WHAT YOU WILL DO:
Whenever a line below holds the word "смысле", copy that line.

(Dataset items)
——
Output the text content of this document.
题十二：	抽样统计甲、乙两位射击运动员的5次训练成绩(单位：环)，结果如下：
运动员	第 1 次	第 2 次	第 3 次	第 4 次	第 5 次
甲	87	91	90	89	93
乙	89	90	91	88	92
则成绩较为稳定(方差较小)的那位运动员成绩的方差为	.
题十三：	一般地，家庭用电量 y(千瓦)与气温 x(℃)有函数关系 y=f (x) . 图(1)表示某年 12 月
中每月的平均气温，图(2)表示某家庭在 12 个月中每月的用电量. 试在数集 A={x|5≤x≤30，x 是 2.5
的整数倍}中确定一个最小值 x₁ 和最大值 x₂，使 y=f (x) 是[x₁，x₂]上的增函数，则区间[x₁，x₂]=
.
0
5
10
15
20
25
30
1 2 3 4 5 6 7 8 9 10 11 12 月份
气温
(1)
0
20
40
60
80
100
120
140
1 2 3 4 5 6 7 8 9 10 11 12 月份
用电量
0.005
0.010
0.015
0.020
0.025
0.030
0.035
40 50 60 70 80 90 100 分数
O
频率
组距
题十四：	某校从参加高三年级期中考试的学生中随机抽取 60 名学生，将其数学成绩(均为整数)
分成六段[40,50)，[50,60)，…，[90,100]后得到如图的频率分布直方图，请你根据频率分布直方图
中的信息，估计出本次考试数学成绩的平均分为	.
——
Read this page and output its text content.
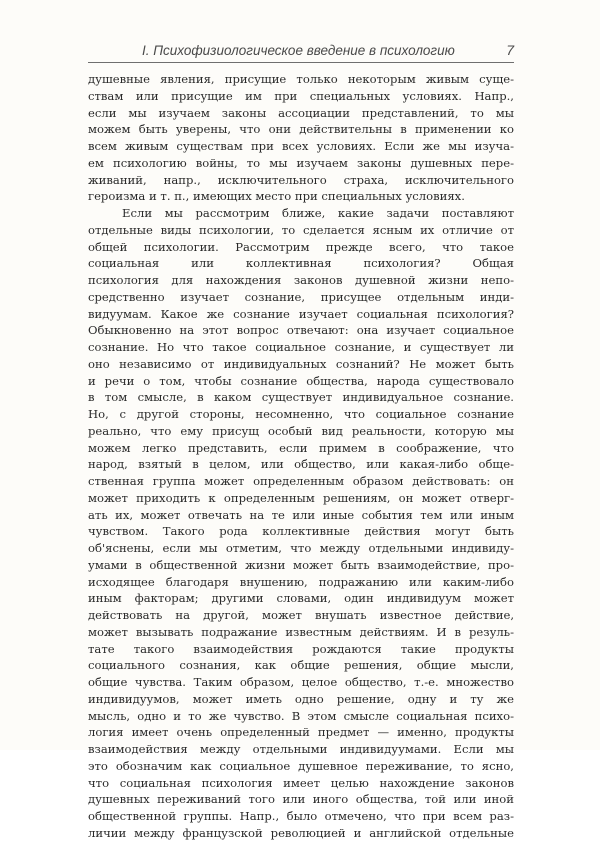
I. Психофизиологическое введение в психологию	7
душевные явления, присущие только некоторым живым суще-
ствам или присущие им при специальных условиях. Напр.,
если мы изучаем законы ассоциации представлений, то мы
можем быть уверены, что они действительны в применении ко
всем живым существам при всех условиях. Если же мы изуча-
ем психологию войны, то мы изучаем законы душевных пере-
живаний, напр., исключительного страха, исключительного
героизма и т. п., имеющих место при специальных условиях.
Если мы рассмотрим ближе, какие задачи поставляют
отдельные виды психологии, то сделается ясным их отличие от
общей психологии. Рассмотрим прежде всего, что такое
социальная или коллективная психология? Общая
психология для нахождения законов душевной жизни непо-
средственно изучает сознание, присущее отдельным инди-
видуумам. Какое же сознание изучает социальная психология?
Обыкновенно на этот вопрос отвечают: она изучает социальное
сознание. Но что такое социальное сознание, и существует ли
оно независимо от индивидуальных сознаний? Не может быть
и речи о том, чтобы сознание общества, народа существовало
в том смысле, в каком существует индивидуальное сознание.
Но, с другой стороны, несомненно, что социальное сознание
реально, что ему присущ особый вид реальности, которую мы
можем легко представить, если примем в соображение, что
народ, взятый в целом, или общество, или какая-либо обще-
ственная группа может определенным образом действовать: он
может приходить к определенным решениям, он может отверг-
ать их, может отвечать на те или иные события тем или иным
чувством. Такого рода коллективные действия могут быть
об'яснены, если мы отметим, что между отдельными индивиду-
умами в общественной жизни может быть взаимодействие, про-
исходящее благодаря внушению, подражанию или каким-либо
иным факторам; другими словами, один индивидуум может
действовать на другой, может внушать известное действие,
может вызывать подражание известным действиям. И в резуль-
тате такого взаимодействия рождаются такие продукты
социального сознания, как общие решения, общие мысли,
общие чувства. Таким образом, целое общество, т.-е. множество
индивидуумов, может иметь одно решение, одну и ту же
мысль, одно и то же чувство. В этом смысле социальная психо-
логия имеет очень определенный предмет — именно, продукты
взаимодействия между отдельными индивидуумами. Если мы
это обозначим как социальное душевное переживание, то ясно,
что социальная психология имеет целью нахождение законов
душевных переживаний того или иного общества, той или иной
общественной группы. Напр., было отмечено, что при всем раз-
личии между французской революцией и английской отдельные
——
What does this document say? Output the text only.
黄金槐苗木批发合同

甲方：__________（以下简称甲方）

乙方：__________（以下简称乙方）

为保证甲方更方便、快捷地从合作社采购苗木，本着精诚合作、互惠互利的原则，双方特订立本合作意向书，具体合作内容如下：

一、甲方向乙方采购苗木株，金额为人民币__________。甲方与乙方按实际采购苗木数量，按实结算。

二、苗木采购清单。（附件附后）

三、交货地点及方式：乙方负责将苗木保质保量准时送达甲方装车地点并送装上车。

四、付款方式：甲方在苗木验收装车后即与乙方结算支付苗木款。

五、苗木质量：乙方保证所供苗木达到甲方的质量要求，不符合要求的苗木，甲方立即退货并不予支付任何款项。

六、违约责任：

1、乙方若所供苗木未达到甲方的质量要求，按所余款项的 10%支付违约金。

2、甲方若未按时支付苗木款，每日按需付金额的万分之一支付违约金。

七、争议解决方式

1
——
WRITTEN SOLUTION:
в том смысле, в каком существует индивидуальное сознание.
мысль, одно и то же чувство. В этом смысле социальная психо-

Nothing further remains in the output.